PROBLEM DETAILS: Return all entries word for word, but drop any images.

[Stored entries]
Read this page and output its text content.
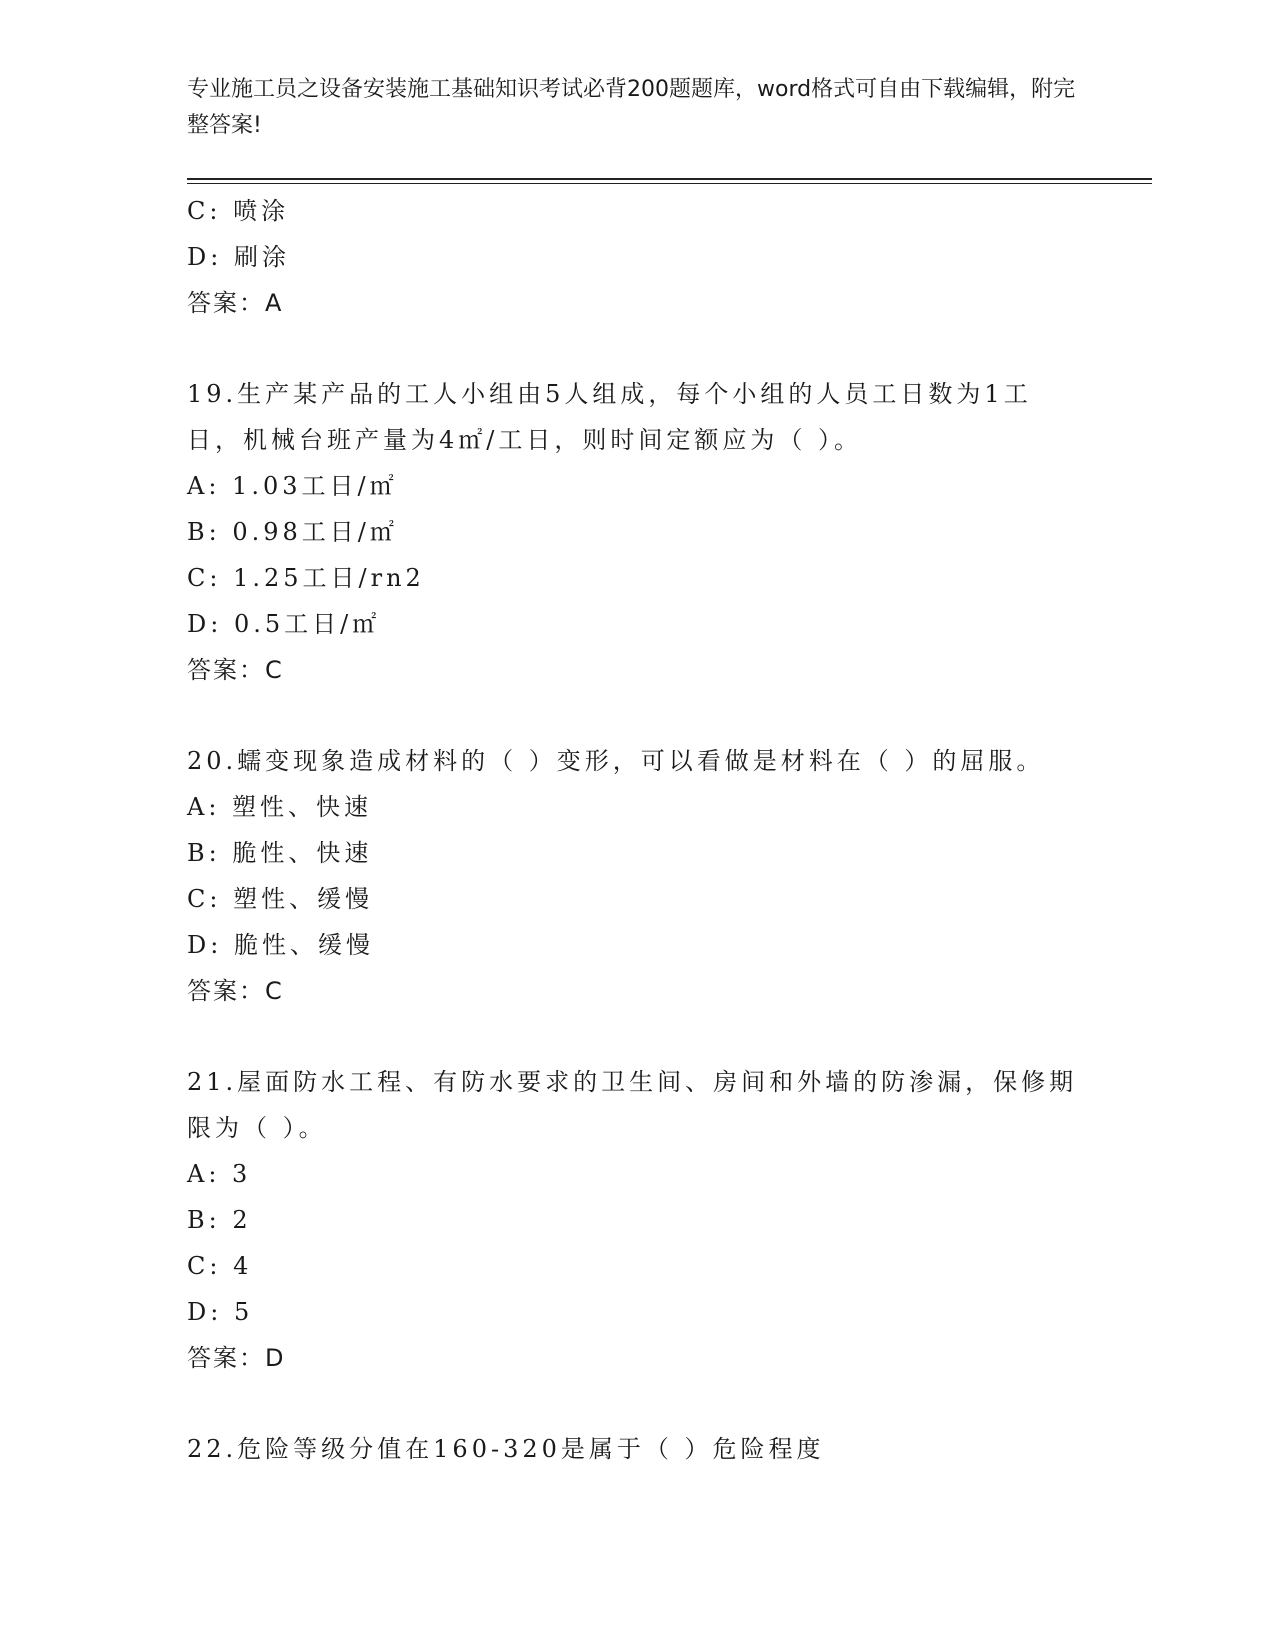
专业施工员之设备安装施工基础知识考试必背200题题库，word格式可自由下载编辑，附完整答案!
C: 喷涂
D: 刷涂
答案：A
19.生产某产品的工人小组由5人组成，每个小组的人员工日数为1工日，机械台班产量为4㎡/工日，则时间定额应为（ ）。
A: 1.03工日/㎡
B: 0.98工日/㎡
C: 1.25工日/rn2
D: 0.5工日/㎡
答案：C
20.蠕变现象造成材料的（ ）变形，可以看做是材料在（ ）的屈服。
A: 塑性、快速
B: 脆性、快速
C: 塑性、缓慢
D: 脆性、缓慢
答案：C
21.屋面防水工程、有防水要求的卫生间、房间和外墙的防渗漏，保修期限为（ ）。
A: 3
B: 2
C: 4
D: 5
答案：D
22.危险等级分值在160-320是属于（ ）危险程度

THE OUTPUT:
Read this page and output its text content.
专业施工员之设备安装施工基础知识考试必背200题题库，word格式可自由下载编辑，附完整答案!
C: 喷涂
D: 刷涂
答案：A
19.生产某产品的工人小组由5人组成，每个小组的人员工日数为1工日，机械台班产量为4㎡/工日，则时间定额应为（ ）。
A: 1.03工日/㎡
B: 0.98工日/㎡
C: 1.25工日/rn2
D: 0.5工日/㎡
答案：C
20.蠕变现象造成材料的（ ）变形，可以看做是材料在（ ）的屈服。
A: 塑性、快速
B: 脆性、快速
C: 塑性、缓慢
D: 脆性、缓慢
答案：C
21.屋面防水工程、有防水要求的卫生间、房间和外墙的防渗漏，保修期限为（ ）。
A: 3
B: 2
C: 4
D: 5
答案：D
22.危险等级分值在160-320是属于（ ）危险程度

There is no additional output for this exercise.